>> start INPUT MATERIAL

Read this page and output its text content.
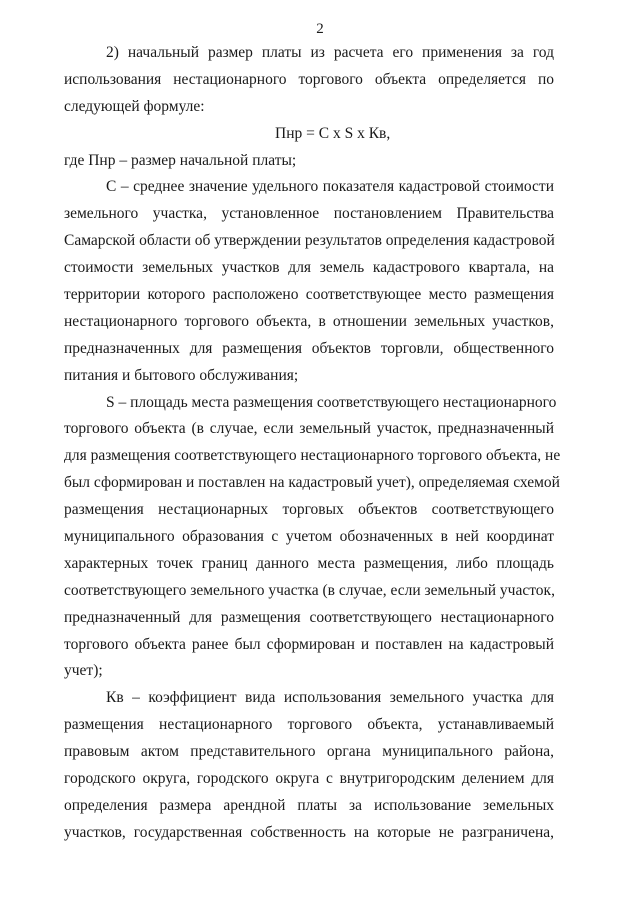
2
2) начальный размер платы из расчета его применения за год
использования нестационарного торгового объекта определяется по
следующей формуле:
Пнр = С x S x Кв,
где Пнр – размер начальной платы;
С – среднее значение удельного показателя кадастровой стоимости
земельного участка, установленное постановлением Правительства
Самарской области об утверждении результатов определения кадастровой
стоимости земельных участков для земель кадастрового квартала, на
территории которого расположено соответствующее место размещения
нестационарного торгового объекта, в отношении земельных участков,
предназначенных для размещения объектов торговли, общественного
питания и бытового обслуживания;
S – площадь места размещения соответствующего нестационарного
торгового объекта (в случае, если земельный участок, предназначенный
для размещения соответствующего нестационарного торгового объекта, не
был сформирован и поставлен на кадастровый учет), определяемая схемой
размещения нестационарных торговых объектов соответствующего
муниципального образования с учетом обозначенных в ней координат
характерных точек границ данного места размещения, либо площадь
соответствующего земельного участка (в случае, если земельный участок,
предназначенный для размещения соответствующего нестационарного
торгового объекта ранее был сформирован и поставлен на кадастровый
учет);
Кв – коэффициент вида использования земельного участка для
размещения нестационарного торгового объекта, устанавливаемый
правовым актом представительного органа муниципального района,
городского округа, городского округа с внутригородским делением для
определения размера арендной платы за использование земельных
участков, государственная собственность на которые не разграничена,
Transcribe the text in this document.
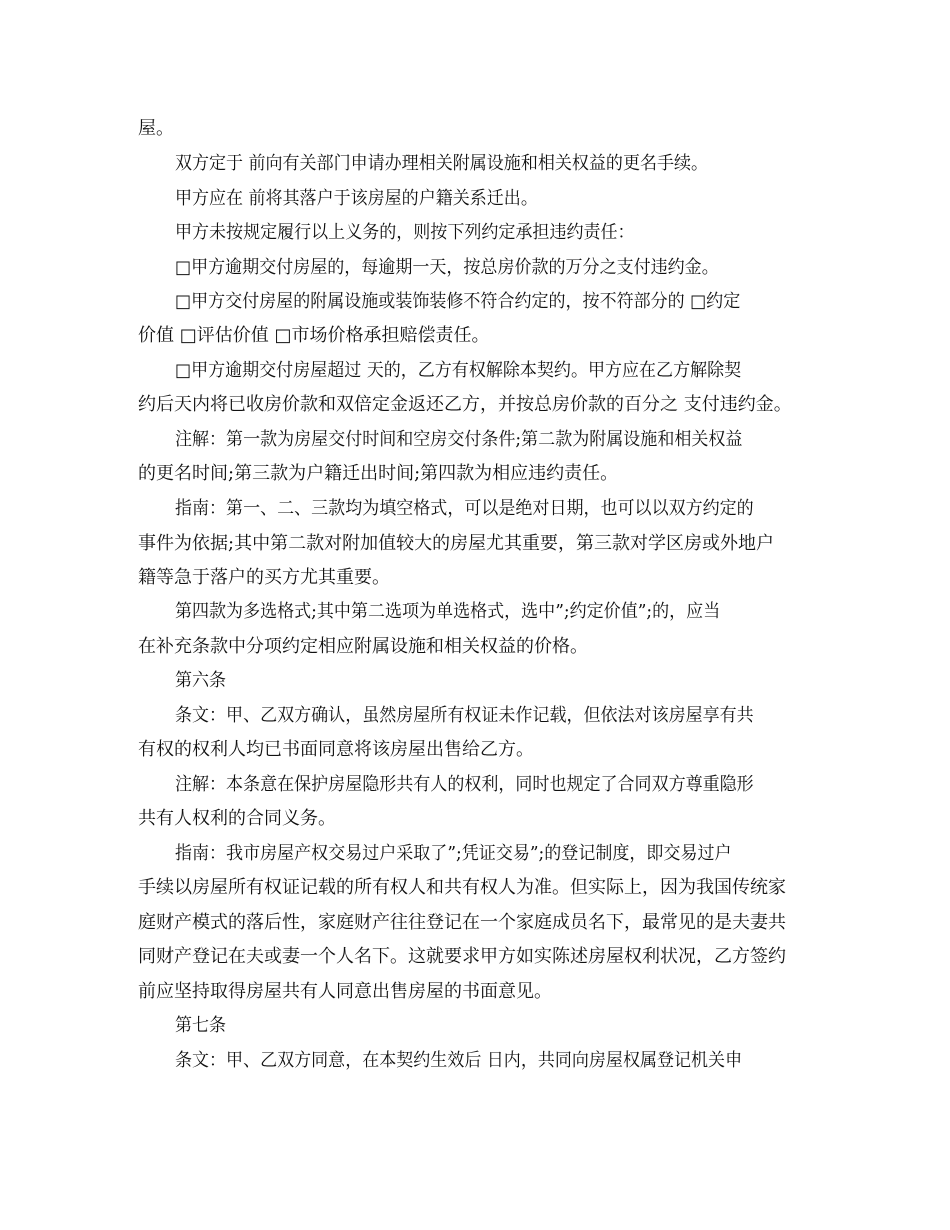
屋。
双方定于 前向有关部门申请办理相关附属设施和相关权益的更名手续。
甲方应在 前将其落户于该房屋的户籍关系迁出。
甲方未按规定履行以上义务的，则按下列约定承担违约责任：
□甲方逾期交付房屋的，每逾期一天，按总房价款的万分之支付违约金。
□甲方交付房屋的附属设施或装饰装修不符合约定的，按不符部分的 □约定
价值 □评估价值 □市场价格承担赔偿责任。
□甲方逾期交付房屋超过 天的，乙方有权解除本契约。甲方应在乙方解除契
约后天内将已收房价款和双倍定金返还乙方，并按总房价款的百分之 支付违约金。
注解：第一款为房屋交付时间和空房交付条件;第二款为附属设施和相关权益
的更名时间;第三款为户籍迁出时间;第四款为相应违约责任。
指南：第一、二、三款均为填空格式，可以是绝对日期，也可以以双方约定的
事件为依据;其中第二款对附加值较大的房屋尤其重要，第三款对学区房或外地户
籍等急于落户的买方尤其重要。
第四款为多选格式;其中第二选项为单选格式，选中”;约定价值”;的，应当
在补充条款中分项约定相应附属设施和相关权益的价格。
第六条
条文：甲、乙双方确认，虽然房屋所有权证未作记载，但依法对该房屋享有共
有权的权利人均已书面同意将该房屋出售给乙方。
注解：本条意在保护房屋隐形共有人的权利，同时也规定了合同双方尊重隐形
共有人权利的合同义务。
指南：我市房屋产权交易过户采取了”;凭证交易”;的登记制度，即交易过户
手续以房屋所有权证记载的所有权人和共有权人为准。但实际上，因为我国传统家
庭财产模式的落后性，家庭财产往往登记在一个家庭成员名下，最常见的是夫妻共
同财产登记在夫或妻一个人名下。这就要求甲方如实陈述房屋权利状况，乙方签约
前应坚持取得房屋共有人同意出售房屋的书面意见。
第七条
条文：甲、乙双方同意，在本契约生效后 日内，共同向房屋权属登记机关申
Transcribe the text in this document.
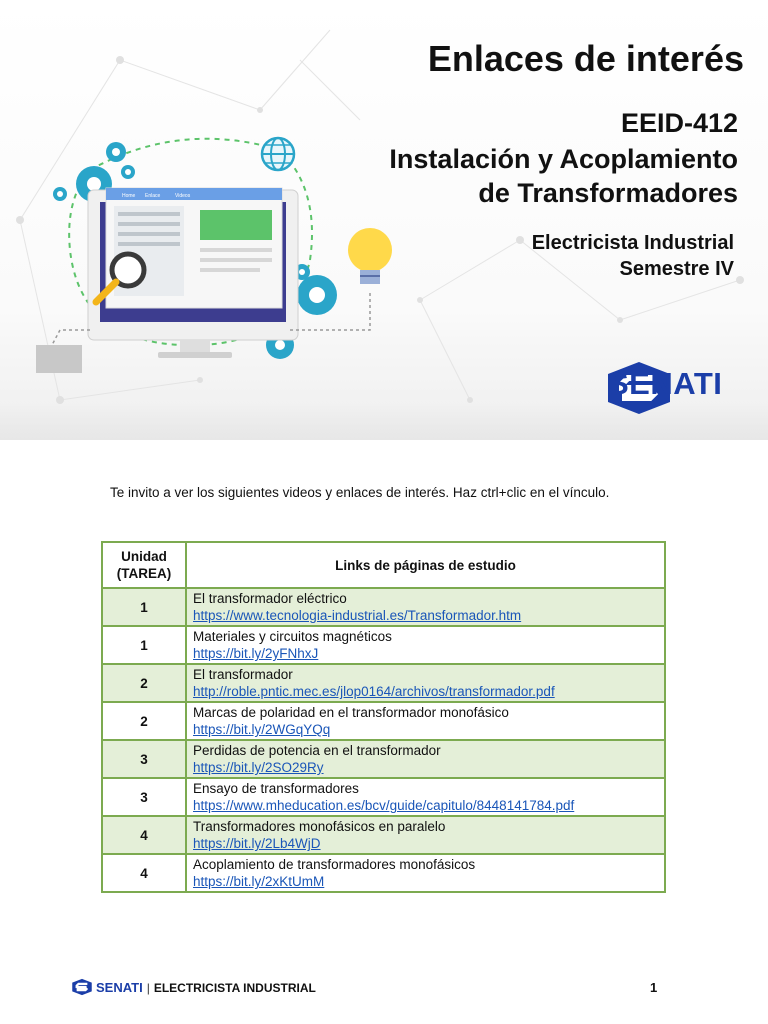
Home Enlace	Videos
Enlaces de interés
EEID-412
Instalación y Acoplamiento
de Transformadores
Electricista Industrial
Semestre IV
SENATI

Te invito a ver los siguientes videos y enlaces de interés. Haz ctrl+clic en el vínculo.

Unidad
(TAREA)	Links de páginas de estudio
1	El transformador eléctrico
https://www.tecnologia-industrial.es/Transformador.htm

1	Materiales y circuitos magnéticos
https://bit.ly/2yFNhxJ

2	El transformador
http://roble.pntic.mec.es/jlop0164/archivos/transformador.pdf

2	Marcas de polaridad en el transformador monofásico
https://bit.ly/2WGqYQq

3	Perdidas de potencia en el transformador
https://bit.ly/2SO29Ry

3	Ensayo de transformadores
https://www.mheducation.es/bcv/guide/capitulo/8448141784.pdf

4	Transformadores monofásicos en paralelo
https://bit.ly/2Lb4WjD

4	Acoplamiento de transformadores monofásicos
https://bit.ly/2xKtUmM
SENATI | ELECTRICISTA INDUSTRIAL	1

>> end INPUT MATERIAL

* DIRECTIONS *
Reproduce the whole listing above word for word, but not its pictures.

* RESULT FOR THIS EXERCISE *
Read this page and output its text content.
2
2) начальный размер платы из расчета его применения за год
использования нестационарного торгового объекта определяется по
следующей формуле:
Пнр = С x S x Кв,
где Пнр – размер начальной платы;
С – среднее значение удельного показателя кадастровой стоимости
земельного участка, установленное постановлением Правительства
Самарской области об утверждении результатов определения кадастровой
стоимости земельных участков для земель кадастрового квартала, на
территории которого расположено соответствующее место размещения
нестационарного торгового объекта, в отношении земельных участков,
предназначенных для размещения объектов торговли, общественного
питания и бытового обслуживания;
S – площадь места размещения соответствующего нестационарного
торгового объекта (в случае, если земельный участок, предназначенный
для размещения соответствующего нестационарного торгового объекта, не
был сформирован и поставлен на кадастровый учет), определяемая схемой
размещения нестационарных торговых объектов соответствующего
муниципального образования с учетом обозначенных в ней координат
характерных точек границ данного места размещения, либо площадь
соответствующего земельного участка (в случае, если земельный участок,
предназначенный для размещения соответствующего нестационарного
торгового объекта ранее был сформирован и поставлен на кадастровый
учет);
Кв – коэффициент вида использования земельного участка для
размещения нестационарного торгового объекта, устанавливаемый
правовым актом представительного органа муниципального района,
городского округа, городского округа с внутригородским делением для
определения размера арендной платы за использование земельных
участков, государственная собственность на которые не разграничена,
Transcribe the text in this document.
屋。
双方定于 前向有关部门申请办理相关附属设施和相关权益的更名手续。
甲方应在 前将其落户于该房屋的户籍关系迁出。
甲方未按规定履行以上义务的，则按下列约定承担违约责任：
□甲方逾期交付房屋的，每逾期一天，按总房价款的万分之支付违约金。
□甲方交付房屋的附属设施或装饰装修不符合约定的，按不符部分的 □约定
价值 □评估价值 □市场价格承担赔偿责任。
□甲方逾期交付房屋超过 天的，乙方有权解除本契约。甲方应在乙方解除契
约后天内将已收房价款和双倍定金返还乙方，并按总房价款的百分之 支付违约金。
注解：第一款为房屋交付时间和空房交付条件;第二款为附属设施和相关权益
的更名时间;第三款为户籍迁出时间;第四款为相应违约责任。
指南：第一、二、三款均为填空格式，可以是绝对日期，也可以以双方约定的
事件为依据;其中第二款对附加值较大的房屋尤其重要，第三款对学区房或外地户
籍等急于落户的买方尤其重要。
第四款为多选格式;其中第二选项为单选格式，选中”;约定价值”;的，应当
在补充条款中分项约定相应附属设施和相关权益的价格。
第六条
条文：甲、乙双方确认，虽然房屋所有权证未作记载，但依法对该房屋享有共
有权的权利人均已书面同意将该房屋出售给乙方。
注解：本条意在保护房屋隐形共有人的权利，同时也规定了合同双方尊重隐形
共有人权利的合同义务。
指南：我市房屋产权交易过户采取了”;凭证交易”;的登记制度，即交易过户
手续以房屋所有权证记载的所有权人和共有权人为准。但实际上，因为我国传统家
庭财产模式的落后性，家庭财产往往登记在一个家庭成员名下，最常见的是夫妻共
同财产登记在夫或妻一个人名下。这就要求甲方如实陈述房屋权利状况，乙方签约
前应坚持取得房屋共有人同意出售房屋的书面意见。
第七条
条文：甲、乙双方同意，在本契约生效后 日内，共同向房屋权属登记机关申
Transcribe the text in this document.
Home Enlace	Videos
Enlaces de interés
EEID-412
Instalación y Acoplamiento
de Transformadores
Electricista Industrial
Semestre IV
SENATI

Te invito a ver los siguientes videos y enlaces de interés. Haz ctrl+clic en el vínculo.

Unidad
(TAREA)	Links de páginas de estudio
1	El transformador eléctrico
https://www.tecnologia-industrial.es/Transformador.htm

1	Materiales y circuitos magnéticos
https://bit.ly/2yFNhxJ

2	El transformador
http://roble.pntic.mec.es/jlop0164/archivos/transformador.pdf

2	Marcas de polaridad en el transformador monofásico
https://bit.ly/2WGqYQq

3	Perdidas de potencia en el transformador
https://bit.ly/2SO29Ry

3	Ensayo de transformadores
https://www.mheducation.es/bcv/guide/capitulo/8448141784.pdf

4	Transformadores monofásicos en paralelo
https://bit.ly/2Lb4WjD

4	Acoplamiento de transformadores monofásicos
https://bit.ly/2xKtUmM
SENATI | ELECTRICISTA INDUSTRIAL	1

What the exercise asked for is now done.